*** Text under study Section Begins ***

Racing, A Companion

My name is Paul. I’m 35 years old and motorsport saved my life.

Adolescence. That period of life where you’re scared, but won’t tell anybody; excited, but won’t show it; nervous, but won’t share it; concerned, but not sure how to explain it. I, like I’m sure many at that age, struggled deeply with personal friendships. I was ditched, often picked on and never really felt like I ‘belonged’ to any social group. I knew I was different, but wasn’t able to articulate what that was yet.

As I went further through middle school, this all too familiar feeling of not belonging grew and grew, to the point that I felt very detached from everything but family. I went to school to learn and that was it. As time went on, suicide became a frequent consideration in my mind. I was alone, convinced I’d belong to anything or anybody, ever.

*** Text under study Section Ends ***

Exercise tasks:
a. In the racing essay, how old does the writer say they are?
b. Shorten the paragraph of the racing essay that begins "Adolescence. That period of life," keeping its main facts.
c. From the racing essay, quote the stretch from "My name is Paul." through "or anybody, ever.".

*** Record extracts Section Begins ***

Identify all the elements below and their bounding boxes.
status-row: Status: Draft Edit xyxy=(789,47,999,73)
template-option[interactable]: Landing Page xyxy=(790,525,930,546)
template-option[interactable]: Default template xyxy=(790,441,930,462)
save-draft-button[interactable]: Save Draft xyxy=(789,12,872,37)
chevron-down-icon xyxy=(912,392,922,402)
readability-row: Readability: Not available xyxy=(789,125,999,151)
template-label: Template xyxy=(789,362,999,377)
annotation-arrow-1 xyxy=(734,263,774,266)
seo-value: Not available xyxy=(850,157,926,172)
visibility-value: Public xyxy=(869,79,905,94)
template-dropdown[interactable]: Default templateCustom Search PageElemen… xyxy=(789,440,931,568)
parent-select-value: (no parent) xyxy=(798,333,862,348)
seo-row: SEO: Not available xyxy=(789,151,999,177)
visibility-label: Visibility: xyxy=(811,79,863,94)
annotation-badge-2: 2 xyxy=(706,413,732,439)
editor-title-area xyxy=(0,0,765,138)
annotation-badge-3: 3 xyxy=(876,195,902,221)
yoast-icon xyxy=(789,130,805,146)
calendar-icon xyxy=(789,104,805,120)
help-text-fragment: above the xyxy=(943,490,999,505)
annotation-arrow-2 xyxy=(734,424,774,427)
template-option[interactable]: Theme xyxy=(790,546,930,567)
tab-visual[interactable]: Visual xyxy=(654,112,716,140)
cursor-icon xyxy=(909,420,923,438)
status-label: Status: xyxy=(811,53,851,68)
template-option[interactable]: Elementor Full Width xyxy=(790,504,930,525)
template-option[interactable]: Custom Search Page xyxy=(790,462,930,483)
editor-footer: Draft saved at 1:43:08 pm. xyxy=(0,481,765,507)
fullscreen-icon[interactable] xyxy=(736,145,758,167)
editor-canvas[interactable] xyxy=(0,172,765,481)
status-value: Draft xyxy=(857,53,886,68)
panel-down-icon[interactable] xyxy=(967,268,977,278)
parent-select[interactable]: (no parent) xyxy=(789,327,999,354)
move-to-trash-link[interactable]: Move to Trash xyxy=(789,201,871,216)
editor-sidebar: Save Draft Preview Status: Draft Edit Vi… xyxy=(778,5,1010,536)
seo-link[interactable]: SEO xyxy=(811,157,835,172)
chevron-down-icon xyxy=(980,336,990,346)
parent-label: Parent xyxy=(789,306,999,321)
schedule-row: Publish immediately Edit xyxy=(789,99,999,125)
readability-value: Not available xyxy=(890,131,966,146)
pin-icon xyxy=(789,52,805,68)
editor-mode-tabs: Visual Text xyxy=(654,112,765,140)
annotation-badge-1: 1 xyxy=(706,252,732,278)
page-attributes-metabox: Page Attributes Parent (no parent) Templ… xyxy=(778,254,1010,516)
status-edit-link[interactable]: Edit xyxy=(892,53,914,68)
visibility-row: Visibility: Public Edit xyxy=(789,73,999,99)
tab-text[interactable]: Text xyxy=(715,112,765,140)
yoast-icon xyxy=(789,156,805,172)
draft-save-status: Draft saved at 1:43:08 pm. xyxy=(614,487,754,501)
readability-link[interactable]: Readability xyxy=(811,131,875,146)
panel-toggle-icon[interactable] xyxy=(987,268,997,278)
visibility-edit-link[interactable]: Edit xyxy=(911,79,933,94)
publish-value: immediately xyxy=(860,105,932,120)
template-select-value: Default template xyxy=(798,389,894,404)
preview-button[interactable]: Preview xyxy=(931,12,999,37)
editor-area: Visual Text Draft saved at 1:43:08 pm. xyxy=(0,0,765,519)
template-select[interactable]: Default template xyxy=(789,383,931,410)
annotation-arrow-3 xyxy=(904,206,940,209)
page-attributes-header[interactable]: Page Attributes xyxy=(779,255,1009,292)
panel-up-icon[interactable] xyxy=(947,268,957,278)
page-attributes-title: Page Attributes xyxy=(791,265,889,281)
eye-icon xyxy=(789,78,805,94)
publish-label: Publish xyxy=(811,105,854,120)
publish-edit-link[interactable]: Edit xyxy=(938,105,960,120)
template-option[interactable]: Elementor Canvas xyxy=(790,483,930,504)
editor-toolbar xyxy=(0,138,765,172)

*** Record extracts Section Ends ***

Completed exercise:
a. 35 years old.

b. Adolescence is a time of hidden fear, excitement, nervousness and concern. Like many that age, the writer struggled deeply with friendships: ditched, often picked on, never feeling part of any social group, and aware of being different without yet being able to say how.

c.
My name is Paul. I’m 35 years old and motorsport saved my life.

Adolescence. That period of life where you’re scared, but won’t tell anybody; excited, but won’t show it; nervous, but won’t share it; concerned, but not sure how to explain it. I, like I’m sure many at that age, struggled deeply with personal friendships. I was ditched, often picked on and never really felt like I ‘belonged’ to any social group. I knew I was different, but wasn’t able to articulate what that was yet.

As I went further through middle school, this all too familiar feeling of not belonging grew and grew, to the point that I felt very detached from everything but family. I went to school to learn and that was it. As time went on, suicide became a frequent consideration in my mind. I was alone, convinced I’d belong to anything or anybody, ever.